Task to carry out
Reproduce the lines of the material from its first line through the line that contains "bar-oc-1 xyxy=(362,176,445,461)", with both ends included.

Bounding box annotations
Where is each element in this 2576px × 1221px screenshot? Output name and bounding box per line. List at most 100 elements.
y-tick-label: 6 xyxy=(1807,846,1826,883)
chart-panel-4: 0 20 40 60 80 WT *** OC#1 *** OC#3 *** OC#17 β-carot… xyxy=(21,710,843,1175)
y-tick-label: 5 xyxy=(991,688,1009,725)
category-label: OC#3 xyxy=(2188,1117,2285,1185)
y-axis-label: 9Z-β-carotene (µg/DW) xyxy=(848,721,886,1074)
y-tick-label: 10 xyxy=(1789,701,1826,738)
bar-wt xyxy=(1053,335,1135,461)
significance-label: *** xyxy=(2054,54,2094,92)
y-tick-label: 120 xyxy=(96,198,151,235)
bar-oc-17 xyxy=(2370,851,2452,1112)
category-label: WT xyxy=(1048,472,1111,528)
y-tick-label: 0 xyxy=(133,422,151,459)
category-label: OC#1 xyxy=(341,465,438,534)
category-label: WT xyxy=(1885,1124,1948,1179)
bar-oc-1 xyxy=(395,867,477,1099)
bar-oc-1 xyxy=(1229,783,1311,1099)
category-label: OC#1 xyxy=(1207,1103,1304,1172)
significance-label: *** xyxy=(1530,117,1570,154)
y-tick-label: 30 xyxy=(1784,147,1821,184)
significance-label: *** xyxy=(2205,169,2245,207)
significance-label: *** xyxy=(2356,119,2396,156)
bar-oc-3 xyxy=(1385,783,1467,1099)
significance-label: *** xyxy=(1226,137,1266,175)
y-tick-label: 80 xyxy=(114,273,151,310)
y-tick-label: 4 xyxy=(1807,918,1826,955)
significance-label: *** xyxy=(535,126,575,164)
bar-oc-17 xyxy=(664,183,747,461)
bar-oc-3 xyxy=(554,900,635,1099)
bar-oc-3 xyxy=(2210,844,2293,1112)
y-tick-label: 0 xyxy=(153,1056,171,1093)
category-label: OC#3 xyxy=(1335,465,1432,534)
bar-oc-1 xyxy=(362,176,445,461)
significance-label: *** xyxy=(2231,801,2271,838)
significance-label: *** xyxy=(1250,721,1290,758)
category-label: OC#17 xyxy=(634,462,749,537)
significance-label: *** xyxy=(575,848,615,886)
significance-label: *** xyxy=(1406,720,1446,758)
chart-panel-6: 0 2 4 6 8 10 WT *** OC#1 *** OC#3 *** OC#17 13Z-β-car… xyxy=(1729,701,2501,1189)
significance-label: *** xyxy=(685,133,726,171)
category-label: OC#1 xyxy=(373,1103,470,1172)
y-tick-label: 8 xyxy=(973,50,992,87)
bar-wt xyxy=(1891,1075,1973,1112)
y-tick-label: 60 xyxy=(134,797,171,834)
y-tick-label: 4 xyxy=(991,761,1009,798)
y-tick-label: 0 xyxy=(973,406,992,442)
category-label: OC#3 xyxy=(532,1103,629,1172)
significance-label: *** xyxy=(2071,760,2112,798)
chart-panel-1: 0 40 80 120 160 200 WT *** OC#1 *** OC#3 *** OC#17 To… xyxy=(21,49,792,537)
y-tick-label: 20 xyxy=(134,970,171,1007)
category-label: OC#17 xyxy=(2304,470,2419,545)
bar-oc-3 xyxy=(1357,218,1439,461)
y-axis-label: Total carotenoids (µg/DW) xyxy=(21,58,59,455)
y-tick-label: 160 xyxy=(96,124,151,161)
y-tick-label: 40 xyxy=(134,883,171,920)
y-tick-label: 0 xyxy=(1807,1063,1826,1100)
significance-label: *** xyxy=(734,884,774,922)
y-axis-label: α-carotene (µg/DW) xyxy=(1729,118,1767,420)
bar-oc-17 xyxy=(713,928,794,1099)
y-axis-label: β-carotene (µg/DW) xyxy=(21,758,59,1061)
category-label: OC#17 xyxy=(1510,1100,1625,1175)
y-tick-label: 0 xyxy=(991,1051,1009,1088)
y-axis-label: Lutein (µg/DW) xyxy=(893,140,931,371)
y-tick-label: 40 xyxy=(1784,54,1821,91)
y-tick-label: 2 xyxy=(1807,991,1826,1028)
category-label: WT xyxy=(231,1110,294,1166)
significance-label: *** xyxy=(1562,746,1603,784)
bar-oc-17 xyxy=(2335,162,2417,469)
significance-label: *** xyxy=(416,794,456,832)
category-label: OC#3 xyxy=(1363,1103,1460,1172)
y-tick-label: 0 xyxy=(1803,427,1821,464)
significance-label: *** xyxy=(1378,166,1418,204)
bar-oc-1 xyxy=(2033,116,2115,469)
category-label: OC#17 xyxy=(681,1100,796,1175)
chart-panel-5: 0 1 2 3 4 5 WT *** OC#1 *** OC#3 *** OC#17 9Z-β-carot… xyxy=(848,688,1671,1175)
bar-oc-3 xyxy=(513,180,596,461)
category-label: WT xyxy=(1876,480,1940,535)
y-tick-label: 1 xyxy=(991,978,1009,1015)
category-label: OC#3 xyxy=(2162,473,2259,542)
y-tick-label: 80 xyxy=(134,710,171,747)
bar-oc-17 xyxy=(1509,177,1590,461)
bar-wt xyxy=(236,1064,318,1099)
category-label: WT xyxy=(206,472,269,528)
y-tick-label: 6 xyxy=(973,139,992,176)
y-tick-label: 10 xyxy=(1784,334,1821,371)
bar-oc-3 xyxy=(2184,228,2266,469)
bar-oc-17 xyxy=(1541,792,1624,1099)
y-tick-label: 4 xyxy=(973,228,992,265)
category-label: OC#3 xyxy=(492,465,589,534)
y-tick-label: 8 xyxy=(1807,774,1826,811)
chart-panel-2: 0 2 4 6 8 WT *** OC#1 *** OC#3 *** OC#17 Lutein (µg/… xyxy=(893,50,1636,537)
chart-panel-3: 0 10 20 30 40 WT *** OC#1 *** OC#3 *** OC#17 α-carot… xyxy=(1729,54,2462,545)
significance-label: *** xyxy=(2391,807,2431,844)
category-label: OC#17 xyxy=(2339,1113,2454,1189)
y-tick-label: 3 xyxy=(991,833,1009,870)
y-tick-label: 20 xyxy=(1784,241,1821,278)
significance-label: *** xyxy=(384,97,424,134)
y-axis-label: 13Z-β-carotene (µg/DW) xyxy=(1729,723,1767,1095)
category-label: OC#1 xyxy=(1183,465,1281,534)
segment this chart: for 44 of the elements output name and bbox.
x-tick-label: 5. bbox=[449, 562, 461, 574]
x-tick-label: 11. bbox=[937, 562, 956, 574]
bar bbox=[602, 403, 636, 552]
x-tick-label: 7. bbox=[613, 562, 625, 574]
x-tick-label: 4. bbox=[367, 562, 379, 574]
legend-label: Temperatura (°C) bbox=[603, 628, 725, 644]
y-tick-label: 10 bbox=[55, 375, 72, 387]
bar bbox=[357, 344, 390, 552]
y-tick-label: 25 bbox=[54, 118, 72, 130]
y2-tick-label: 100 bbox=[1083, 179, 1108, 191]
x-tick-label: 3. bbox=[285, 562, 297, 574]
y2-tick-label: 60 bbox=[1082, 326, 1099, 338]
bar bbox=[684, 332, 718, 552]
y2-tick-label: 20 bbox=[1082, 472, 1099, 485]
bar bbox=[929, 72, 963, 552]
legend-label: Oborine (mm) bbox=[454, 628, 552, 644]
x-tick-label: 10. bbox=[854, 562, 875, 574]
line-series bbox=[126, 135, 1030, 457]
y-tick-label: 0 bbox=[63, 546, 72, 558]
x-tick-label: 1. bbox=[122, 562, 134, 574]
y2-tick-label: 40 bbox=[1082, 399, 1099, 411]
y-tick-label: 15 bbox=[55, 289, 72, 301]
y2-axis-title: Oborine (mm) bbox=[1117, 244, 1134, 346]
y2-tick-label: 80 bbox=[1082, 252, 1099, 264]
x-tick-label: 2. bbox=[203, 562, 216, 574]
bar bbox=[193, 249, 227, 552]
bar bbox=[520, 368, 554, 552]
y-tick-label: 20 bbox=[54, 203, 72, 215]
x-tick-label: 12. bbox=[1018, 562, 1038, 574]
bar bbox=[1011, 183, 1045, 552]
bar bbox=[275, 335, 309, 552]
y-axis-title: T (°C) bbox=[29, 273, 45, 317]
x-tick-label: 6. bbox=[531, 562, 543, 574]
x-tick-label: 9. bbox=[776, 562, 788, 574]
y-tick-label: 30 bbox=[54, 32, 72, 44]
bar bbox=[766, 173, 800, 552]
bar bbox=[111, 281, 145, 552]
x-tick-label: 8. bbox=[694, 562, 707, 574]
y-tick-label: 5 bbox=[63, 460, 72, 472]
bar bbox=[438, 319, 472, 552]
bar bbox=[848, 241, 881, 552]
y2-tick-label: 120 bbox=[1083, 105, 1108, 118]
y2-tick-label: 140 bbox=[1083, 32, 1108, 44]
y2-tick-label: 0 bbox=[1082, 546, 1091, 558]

Worked answer
Where is each element in this 2576px × 1221px screenshot? Output name and bounding box per line. List at most 100 elements.
y-tick-label: 6 xyxy=(1807,846,1826,883)
chart-panel-4: 0 20 40 60 80 WT *** OC#1 *** OC#3 *** OC#17 β-carot… xyxy=(21,710,843,1175)
y-tick-label: 5 xyxy=(991,688,1009,725)
category-label: OC#3 xyxy=(2188,1117,2285,1185)
y-axis-label: 9Z-β-carotene (µg/DW) xyxy=(848,721,886,1074)
y-tick-label: 10 xyxy=(1789,701,1826,738)
bar-wt xyxy=(1053,335,1135,461)
significance-label: *** xyxy=(2054,54,2094,92)
y-tick-label: 120 xyxy=(96,198,151,235)
bar-oc-17 xyxy=(2370,851,2452,1112)
category-label: WT xyxy=(1048,472,1111,528)
y-tick-label: 0 xyxy=(133,422,151,459)
category-label: OC#1 xyxy=(341,465,438,534)
category-label: WT xyxy=(1885,1124,1948,1179)
bar-oc-1 xyxy=(395,867,477,1099)
bar-oc-1 xyxy=(1229,783,1311,1099)
category-label: OC#1 xyxy=(1207,1103,1304,1172)
significance-label: *** xyxy=(1530,117,1570,154)
y-tick-label: 30 xyxy=(1784,147,1821,184)
significance-label: *** xyxy=(2205,169,2245,207)
significance-label: *** xyxy=(2356,119,2396,156)
bar-oc-3 xyxy=(1385,783,1467,1099)
significance-label: *** xyxy=(1226,137,1266,175)
y-tick-label: 80 xyxy=(114,273,151,310)
y-tick-label: 4 xyxy=(1807,918,1826,955)
significance-label: *** xyxy=(535,126,575,164)
bar-oc-17 xyxy=(664,183,747,461)
bar-oc-3 xyxy=(554,900,635,1099)
bar-oc-3 xyxy=(2210,844,2293,1112)
y-tick-label: 0 xyxy=(153,1056,171,1093)
category-label: OC#3 xyxy=(1335,465,1432,534)
bar-oc-1 xyxy=(362,176,445,461)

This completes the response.